◆ Instructions for the task: Filter the records below down to lines containing "temperature".

---------- Data for this exercise

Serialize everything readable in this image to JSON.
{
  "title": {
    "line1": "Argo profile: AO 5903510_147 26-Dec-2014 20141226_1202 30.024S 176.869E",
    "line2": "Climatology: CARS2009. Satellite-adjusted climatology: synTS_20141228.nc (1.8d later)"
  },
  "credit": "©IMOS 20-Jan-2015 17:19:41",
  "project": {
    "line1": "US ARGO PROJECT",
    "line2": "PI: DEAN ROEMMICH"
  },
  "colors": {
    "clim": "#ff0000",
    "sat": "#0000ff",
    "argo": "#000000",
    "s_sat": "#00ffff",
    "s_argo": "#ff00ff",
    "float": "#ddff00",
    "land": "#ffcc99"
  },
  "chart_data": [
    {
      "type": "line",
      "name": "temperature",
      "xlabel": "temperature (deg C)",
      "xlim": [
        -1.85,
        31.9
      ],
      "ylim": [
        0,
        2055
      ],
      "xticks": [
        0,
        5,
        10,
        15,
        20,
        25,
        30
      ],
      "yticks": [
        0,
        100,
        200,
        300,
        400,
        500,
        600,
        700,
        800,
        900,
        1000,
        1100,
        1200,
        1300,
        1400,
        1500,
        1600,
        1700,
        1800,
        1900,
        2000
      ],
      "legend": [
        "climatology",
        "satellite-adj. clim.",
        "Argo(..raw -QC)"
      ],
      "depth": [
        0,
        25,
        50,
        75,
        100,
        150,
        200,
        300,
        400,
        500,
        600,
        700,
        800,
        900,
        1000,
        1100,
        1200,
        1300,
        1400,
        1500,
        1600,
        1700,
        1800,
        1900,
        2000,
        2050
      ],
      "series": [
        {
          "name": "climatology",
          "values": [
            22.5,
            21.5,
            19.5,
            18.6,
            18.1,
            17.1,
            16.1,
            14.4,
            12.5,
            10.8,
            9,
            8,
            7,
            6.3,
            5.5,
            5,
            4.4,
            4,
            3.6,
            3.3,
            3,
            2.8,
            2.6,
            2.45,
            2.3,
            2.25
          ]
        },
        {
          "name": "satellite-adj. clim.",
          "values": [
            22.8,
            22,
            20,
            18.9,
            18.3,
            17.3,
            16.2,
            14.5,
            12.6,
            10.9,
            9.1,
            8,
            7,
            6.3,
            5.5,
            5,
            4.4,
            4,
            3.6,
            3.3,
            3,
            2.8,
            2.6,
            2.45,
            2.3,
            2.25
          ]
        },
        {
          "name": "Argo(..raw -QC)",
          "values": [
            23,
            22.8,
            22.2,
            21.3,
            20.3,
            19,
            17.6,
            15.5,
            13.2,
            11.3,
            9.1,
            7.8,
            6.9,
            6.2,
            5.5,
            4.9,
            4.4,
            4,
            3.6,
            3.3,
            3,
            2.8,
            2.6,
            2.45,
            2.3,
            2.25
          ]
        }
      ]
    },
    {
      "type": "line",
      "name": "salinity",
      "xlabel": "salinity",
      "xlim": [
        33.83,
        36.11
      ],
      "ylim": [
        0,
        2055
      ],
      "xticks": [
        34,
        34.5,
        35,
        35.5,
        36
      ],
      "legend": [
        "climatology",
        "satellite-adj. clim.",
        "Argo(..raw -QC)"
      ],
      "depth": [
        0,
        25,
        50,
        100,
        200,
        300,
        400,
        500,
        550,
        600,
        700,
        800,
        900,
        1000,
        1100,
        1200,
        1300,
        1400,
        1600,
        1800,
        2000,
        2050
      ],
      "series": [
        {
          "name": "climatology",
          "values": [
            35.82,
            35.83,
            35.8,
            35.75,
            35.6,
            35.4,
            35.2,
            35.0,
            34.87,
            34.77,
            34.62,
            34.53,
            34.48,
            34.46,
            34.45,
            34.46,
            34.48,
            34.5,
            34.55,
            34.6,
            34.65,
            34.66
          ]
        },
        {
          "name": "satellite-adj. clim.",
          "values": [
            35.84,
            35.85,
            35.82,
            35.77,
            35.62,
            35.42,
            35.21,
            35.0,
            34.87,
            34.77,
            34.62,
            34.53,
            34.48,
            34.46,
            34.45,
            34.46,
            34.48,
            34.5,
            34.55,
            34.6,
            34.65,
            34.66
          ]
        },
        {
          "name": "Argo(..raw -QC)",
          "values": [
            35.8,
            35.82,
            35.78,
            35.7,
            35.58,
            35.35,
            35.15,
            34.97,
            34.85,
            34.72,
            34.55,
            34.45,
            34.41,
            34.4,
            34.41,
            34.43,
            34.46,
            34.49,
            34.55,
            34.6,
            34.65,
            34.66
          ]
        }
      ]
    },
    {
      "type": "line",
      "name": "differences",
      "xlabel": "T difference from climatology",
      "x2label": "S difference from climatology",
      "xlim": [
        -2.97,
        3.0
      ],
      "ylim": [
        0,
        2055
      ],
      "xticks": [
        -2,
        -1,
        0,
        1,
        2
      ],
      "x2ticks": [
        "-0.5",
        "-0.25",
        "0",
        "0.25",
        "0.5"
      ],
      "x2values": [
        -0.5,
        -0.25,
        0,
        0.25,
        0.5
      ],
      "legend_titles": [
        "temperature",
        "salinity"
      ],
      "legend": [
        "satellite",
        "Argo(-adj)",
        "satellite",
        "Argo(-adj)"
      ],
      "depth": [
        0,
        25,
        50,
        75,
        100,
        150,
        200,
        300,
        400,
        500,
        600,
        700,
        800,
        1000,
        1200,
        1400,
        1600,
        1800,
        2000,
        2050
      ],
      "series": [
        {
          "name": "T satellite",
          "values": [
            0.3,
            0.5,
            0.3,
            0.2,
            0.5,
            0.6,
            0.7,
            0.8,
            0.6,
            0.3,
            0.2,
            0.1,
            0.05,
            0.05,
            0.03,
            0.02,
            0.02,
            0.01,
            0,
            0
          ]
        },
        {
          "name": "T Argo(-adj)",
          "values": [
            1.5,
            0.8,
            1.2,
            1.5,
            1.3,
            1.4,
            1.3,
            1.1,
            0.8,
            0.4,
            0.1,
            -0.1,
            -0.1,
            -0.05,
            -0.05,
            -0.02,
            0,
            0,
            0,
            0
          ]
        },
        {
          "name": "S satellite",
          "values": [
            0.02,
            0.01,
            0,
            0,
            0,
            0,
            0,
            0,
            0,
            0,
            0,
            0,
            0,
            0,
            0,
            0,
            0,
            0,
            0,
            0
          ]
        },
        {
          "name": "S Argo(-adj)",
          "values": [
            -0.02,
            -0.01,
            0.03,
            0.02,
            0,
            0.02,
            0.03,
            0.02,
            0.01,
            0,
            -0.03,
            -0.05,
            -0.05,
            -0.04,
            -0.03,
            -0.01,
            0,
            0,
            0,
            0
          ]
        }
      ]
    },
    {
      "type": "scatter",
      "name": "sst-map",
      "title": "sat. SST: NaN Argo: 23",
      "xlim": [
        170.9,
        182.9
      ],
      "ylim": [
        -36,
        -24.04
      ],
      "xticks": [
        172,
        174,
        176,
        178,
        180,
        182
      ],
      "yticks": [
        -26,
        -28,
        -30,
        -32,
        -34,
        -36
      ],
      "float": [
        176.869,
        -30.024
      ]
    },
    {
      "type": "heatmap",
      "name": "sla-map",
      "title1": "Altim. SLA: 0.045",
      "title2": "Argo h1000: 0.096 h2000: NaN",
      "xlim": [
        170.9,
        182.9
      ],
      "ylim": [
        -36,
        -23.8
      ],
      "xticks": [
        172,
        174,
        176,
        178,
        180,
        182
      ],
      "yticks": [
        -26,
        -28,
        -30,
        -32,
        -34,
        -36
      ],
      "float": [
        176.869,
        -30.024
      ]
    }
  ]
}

--------------------

◆ Answer to this exercise:
      "name": "temperature",
      "xlabel": "temperature (deg C)",
        "temperature",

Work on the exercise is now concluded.